| TASKS FOR THIS EXERCISE |
A: What figure does the forum discussion about oil and arms give for the amount of oil imported from Russia to the US?
B: Summarize the forum discussion about oil and arms in two sentences.
C: Continue the forum discussion about oil and arms from its last comment.

There’s nothing earth-shattering about the zillions of military weapons and hardware from any conflict within the past 50 years still floating around and abundant in international arms markets.

It’s too fucking late, lady…you’re bitching about a grain of sand being added to the beach.
 
I'm good with that if he told our oil companies that it was open season, but he isn't. He's still for destroying our internal energy sector while courting Venezuela and Iran to get their oil. Which is freaking wild.
@ThunderHorse its a choice between an oil ban or inflation & both pose a dilemma. Rising energy costs can make consumer prices higher thus inflation increases. Venezuelan oil may assist as a replacement & it looks like a necessity to lower prices trumps any other reason. The amount of oil imported from Russia to the US is not a great deal though, about 8-9%.
 
I'm sure this was as well thought out as the withdrawal from Afghanistan. Which is to say, it wasn't planned or thought out well at all.

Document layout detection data
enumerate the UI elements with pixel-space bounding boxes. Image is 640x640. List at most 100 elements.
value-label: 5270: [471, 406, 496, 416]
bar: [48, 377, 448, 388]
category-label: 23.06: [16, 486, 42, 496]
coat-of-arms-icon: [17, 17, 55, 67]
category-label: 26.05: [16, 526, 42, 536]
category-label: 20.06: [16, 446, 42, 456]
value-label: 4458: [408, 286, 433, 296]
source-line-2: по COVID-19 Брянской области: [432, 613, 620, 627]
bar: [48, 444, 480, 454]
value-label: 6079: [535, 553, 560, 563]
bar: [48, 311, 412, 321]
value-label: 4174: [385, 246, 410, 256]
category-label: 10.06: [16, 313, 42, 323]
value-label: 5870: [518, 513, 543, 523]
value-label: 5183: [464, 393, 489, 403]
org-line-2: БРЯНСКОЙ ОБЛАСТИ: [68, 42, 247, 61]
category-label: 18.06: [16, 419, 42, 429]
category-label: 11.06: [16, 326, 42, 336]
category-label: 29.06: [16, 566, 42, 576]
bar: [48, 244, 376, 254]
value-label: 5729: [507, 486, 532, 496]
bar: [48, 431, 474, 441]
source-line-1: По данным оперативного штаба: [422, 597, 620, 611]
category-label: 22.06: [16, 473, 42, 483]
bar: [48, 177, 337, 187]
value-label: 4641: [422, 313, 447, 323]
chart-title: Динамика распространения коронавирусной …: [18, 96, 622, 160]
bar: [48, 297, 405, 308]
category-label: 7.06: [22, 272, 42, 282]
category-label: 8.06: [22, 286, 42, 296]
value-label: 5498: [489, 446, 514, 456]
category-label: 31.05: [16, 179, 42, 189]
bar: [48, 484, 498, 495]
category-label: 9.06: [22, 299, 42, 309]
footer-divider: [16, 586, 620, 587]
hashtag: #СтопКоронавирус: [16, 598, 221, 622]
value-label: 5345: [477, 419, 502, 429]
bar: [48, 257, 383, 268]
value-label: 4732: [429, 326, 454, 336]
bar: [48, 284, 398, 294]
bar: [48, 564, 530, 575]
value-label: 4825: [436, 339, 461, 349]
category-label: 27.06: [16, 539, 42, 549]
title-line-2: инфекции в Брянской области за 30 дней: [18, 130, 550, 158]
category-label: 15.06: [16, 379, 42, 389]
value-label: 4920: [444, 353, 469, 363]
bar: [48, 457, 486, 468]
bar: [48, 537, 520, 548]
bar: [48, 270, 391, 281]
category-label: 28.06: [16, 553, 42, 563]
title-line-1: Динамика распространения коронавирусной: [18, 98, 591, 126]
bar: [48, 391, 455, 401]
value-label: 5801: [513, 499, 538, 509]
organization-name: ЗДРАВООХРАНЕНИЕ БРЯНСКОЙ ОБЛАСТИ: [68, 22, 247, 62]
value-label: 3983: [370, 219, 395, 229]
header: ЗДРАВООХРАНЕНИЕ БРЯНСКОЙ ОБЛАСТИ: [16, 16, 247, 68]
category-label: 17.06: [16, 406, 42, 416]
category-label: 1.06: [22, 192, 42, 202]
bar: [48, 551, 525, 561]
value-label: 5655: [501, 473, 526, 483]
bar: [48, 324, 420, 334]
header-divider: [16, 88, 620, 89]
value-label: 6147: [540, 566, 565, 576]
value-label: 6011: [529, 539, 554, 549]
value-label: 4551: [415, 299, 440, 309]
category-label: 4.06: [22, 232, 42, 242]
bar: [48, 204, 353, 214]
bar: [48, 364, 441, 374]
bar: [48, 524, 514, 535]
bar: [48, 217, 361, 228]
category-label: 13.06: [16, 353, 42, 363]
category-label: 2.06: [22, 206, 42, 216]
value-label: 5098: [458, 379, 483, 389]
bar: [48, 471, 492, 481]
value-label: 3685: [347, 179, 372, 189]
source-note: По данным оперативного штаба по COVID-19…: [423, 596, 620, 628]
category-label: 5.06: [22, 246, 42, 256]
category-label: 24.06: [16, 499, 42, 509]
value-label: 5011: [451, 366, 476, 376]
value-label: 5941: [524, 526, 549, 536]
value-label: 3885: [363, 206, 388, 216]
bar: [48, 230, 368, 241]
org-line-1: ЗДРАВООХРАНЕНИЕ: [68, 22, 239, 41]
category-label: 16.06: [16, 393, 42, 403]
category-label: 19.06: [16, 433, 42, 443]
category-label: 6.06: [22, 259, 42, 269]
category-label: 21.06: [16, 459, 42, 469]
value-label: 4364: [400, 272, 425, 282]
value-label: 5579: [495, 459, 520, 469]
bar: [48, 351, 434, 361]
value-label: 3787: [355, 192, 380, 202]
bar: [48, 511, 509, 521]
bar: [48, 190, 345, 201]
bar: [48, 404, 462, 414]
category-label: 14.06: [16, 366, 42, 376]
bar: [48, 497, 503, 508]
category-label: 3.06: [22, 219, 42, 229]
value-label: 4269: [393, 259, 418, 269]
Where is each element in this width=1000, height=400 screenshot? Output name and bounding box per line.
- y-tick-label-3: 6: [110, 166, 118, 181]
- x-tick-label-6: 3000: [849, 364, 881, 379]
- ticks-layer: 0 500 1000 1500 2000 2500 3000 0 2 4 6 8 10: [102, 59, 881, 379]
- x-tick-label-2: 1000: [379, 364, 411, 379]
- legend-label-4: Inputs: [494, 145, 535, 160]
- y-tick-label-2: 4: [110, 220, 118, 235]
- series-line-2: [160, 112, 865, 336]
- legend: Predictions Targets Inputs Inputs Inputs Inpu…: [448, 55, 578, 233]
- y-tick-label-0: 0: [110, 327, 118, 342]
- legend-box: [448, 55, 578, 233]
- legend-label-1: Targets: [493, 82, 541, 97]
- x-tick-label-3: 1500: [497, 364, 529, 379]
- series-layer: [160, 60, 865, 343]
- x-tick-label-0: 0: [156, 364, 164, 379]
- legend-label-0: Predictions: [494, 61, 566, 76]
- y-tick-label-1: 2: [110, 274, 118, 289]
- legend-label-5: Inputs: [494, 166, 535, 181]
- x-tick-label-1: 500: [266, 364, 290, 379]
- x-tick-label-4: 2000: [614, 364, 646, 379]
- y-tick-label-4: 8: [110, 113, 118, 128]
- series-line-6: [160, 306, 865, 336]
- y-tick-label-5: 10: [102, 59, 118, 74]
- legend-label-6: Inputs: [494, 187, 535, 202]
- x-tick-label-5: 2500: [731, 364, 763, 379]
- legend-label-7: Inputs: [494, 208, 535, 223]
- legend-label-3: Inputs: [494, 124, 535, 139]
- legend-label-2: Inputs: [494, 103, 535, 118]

| RESPONSE LIST |
A: About 8-9%.

B: One commenter says military weapons and hardware from recent conflicts are already abundant on international arms markets, and another criticizes a leader for hurting the domestic energy sector while courting Venezuela and Iran for oil. A reply frames the choice as one between an oil ban and inflation and notes that Russian oil makes up only about 8-9% of US imports, while a last comment compares the decision to the poorly planned withdrawal from Afghanistan.

C:
Besides, good ol' Jen Psaki tells us we're still receiving all the oil Keystone would've provided, it's just coming in through different methods. 🙄

But it plays right into the Administration’s push for electric vehicles. The gas prices (and hence the price of everything else) started to go up when Biden came into office and nixed the pipeline and suspended drilling permits…but now he can blame Russia.
 
@ThunderHorse its a choice between an oil ban or inflation & both pose a dilemma. Rising energy costs can make consumer prices higher thus inflation increases. Venezuelan oil may assist as a replacement & it looks like a necessity to lower prices trumps any other reason. The amount of oil imported from Russia to the US is not a great deal though, about 8-9%.
Yes but the faster response here is to tell US Oil Companies to get guys back on rigs and go.
 
Absolutely. But Biden and the democrats would have to be under intense pressure to reverse his agenda.
Yep...those that have become "institutions" due to their longevity there would have to be severely threatened by the actual loss of their positions before that would happen. The "people" would have to actually get off their butts and actively get them voted out, but - that relies on the same crumbs that keep them there so my hopes are dimming quickly....
 
Yes but the faster response here is to tell US Oil Companies to get guys back on rigs and go.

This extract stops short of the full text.